▸ WHAT NEEDS TO BE DONE:
Gather the lines below that include the string "shorter", copying each in full.

▸ DATA SECTION:
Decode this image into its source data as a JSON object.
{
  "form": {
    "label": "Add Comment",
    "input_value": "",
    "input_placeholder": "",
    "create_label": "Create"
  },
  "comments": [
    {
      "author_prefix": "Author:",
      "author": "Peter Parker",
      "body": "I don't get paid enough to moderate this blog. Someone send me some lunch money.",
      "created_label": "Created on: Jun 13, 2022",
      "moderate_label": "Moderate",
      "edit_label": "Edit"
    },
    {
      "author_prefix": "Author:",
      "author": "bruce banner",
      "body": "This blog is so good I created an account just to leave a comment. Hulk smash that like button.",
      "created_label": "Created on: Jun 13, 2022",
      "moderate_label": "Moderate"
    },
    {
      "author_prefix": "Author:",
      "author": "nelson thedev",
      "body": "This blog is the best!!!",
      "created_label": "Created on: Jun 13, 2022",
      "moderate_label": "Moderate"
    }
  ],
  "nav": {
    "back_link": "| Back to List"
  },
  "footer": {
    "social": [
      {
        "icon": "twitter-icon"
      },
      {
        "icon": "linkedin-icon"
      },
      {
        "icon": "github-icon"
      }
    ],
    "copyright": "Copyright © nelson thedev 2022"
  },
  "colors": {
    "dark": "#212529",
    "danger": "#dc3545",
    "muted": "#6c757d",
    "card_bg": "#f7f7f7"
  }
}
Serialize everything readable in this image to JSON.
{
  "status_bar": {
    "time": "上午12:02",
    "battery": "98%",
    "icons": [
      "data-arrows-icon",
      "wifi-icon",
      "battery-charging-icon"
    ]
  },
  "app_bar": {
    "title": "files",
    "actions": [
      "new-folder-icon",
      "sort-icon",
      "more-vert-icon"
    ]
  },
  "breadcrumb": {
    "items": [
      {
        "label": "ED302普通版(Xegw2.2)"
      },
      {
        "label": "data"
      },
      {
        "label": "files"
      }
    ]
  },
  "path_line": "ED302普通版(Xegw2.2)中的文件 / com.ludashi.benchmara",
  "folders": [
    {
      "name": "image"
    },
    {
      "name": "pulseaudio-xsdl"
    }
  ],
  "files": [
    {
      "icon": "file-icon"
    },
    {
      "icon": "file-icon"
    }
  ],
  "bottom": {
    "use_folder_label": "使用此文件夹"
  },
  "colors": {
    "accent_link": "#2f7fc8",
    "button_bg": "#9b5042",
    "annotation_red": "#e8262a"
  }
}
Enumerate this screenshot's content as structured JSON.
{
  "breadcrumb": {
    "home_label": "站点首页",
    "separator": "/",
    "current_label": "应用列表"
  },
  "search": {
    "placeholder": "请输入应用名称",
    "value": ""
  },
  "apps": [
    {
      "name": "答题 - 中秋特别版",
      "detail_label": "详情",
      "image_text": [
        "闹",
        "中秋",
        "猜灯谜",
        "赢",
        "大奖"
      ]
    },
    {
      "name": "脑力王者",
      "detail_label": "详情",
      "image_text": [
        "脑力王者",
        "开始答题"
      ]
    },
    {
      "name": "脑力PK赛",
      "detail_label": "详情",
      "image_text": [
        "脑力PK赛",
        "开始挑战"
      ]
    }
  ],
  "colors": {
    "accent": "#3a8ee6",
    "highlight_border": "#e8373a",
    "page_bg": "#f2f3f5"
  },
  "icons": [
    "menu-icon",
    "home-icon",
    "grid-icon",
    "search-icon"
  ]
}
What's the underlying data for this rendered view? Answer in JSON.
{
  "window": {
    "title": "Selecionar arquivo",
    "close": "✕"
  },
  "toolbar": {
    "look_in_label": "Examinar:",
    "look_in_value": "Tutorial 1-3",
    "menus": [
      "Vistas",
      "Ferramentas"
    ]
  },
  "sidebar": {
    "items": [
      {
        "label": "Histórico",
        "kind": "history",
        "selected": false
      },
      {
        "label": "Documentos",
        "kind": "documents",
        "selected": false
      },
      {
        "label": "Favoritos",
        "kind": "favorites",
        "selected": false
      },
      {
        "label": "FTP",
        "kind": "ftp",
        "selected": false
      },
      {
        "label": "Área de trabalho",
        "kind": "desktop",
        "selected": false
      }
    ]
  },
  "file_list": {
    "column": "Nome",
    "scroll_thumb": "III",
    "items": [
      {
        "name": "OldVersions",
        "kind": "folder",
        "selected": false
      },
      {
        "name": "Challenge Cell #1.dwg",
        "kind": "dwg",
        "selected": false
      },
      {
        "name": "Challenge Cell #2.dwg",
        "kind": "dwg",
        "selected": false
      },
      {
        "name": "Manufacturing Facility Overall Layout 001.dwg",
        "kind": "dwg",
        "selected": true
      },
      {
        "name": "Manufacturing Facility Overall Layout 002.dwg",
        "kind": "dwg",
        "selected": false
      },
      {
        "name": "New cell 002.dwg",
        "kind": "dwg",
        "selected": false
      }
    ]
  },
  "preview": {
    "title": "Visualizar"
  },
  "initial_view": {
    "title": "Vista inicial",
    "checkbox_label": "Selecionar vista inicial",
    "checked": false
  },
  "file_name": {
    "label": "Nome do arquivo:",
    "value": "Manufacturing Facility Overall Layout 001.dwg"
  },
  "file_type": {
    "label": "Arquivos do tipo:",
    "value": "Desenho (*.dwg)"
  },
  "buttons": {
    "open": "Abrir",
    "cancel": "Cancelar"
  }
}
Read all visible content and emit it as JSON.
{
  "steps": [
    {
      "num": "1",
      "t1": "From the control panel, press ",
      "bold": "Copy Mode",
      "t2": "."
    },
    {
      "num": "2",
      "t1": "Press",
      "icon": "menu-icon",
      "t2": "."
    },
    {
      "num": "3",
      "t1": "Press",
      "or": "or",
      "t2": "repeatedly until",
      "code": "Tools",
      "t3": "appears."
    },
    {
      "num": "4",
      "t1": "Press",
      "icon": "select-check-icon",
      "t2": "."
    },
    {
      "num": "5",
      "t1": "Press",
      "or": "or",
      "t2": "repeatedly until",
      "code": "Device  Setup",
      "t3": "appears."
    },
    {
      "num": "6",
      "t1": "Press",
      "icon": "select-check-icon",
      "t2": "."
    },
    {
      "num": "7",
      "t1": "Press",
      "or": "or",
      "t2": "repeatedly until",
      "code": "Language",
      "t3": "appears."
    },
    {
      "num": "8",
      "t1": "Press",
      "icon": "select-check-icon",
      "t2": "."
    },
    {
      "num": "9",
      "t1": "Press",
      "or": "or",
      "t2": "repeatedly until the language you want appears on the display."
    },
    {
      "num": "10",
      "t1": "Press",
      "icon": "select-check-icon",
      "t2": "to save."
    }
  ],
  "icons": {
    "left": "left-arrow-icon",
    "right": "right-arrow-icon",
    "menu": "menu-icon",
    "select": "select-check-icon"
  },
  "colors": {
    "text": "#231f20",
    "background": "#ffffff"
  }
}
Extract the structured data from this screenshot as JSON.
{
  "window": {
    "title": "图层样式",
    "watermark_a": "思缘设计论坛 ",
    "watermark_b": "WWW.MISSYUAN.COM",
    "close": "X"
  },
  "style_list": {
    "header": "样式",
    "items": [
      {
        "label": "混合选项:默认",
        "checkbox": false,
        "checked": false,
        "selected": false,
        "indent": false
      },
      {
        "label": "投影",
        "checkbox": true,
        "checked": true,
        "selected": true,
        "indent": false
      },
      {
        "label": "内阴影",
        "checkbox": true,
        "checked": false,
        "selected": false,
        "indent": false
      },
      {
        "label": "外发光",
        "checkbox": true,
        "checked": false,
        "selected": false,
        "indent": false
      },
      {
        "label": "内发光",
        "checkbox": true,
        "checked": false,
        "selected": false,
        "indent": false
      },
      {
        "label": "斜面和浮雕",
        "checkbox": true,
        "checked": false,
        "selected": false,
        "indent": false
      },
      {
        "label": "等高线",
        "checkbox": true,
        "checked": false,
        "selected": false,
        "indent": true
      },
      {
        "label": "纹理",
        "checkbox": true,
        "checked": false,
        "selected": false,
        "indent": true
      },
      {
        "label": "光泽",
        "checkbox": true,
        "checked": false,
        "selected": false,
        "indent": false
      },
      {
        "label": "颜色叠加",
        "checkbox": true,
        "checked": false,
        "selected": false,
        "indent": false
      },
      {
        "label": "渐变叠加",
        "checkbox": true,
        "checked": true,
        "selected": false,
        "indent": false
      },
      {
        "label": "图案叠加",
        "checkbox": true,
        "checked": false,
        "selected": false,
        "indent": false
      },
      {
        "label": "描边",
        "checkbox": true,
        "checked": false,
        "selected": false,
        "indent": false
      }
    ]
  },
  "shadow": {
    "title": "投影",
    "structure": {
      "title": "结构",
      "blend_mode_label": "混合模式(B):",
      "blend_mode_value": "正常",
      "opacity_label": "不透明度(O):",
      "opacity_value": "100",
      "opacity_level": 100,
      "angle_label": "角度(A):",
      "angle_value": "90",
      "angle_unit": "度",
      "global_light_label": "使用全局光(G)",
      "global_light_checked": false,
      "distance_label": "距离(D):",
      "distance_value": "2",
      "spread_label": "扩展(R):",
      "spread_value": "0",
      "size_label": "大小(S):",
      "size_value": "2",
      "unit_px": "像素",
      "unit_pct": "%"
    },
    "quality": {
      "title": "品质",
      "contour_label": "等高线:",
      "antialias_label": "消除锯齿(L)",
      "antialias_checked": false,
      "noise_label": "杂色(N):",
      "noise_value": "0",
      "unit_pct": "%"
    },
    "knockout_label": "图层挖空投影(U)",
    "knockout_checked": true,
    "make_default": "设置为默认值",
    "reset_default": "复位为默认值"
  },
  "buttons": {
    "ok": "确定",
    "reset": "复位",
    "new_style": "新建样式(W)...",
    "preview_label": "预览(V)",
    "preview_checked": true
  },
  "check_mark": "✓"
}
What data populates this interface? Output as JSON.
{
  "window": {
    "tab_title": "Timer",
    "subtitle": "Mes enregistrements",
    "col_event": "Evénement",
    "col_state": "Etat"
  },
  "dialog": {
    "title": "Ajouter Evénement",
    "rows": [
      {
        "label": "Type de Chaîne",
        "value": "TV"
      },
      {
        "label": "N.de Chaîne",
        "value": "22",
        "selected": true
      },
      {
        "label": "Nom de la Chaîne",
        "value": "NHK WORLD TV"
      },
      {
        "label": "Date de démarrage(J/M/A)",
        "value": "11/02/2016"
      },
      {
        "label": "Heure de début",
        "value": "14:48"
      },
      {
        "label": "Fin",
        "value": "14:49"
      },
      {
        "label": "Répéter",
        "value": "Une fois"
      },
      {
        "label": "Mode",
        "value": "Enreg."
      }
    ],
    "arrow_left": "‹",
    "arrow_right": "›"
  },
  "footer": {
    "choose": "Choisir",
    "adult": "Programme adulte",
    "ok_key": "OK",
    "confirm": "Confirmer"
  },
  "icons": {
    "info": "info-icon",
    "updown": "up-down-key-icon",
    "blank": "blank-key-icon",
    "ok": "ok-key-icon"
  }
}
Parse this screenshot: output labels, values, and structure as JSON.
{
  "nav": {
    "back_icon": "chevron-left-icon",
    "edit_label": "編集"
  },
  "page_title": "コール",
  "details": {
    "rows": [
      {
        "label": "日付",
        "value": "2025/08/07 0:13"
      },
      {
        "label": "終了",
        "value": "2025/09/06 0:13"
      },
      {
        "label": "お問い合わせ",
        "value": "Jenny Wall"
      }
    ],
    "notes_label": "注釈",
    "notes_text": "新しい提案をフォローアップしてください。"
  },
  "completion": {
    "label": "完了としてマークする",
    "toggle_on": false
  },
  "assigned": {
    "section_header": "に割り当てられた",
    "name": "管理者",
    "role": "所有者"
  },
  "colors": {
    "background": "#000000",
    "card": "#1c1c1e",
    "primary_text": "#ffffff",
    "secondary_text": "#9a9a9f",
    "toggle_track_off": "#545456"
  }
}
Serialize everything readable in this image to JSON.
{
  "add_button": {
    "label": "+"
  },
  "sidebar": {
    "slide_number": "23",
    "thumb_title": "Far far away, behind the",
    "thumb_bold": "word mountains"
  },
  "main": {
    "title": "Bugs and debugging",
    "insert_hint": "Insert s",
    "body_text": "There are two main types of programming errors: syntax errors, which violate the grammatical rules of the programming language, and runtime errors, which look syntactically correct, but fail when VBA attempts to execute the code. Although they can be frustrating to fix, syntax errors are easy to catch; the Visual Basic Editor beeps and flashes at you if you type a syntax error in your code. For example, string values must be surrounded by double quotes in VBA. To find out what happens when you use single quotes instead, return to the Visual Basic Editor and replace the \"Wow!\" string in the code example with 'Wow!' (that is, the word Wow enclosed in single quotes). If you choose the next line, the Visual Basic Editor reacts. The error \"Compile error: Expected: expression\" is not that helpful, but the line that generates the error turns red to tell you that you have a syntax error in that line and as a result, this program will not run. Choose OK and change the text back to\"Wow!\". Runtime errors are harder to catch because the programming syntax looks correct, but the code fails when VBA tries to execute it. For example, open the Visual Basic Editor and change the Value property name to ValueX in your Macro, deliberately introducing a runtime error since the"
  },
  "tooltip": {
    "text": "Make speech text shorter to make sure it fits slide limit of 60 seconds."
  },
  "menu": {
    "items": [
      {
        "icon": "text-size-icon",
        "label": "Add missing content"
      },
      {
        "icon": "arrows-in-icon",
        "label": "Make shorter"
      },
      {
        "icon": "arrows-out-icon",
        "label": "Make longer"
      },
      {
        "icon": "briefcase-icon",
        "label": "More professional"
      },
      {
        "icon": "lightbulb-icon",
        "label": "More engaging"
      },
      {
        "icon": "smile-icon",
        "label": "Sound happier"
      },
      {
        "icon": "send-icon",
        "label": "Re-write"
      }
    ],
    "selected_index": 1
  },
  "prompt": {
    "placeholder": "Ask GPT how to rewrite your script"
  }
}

▸ EXERCISE OUTPUT:
    "text": "Make speech text shorter to make sure it fits slide limit of 60 seconds."
        "label": "Make shorter"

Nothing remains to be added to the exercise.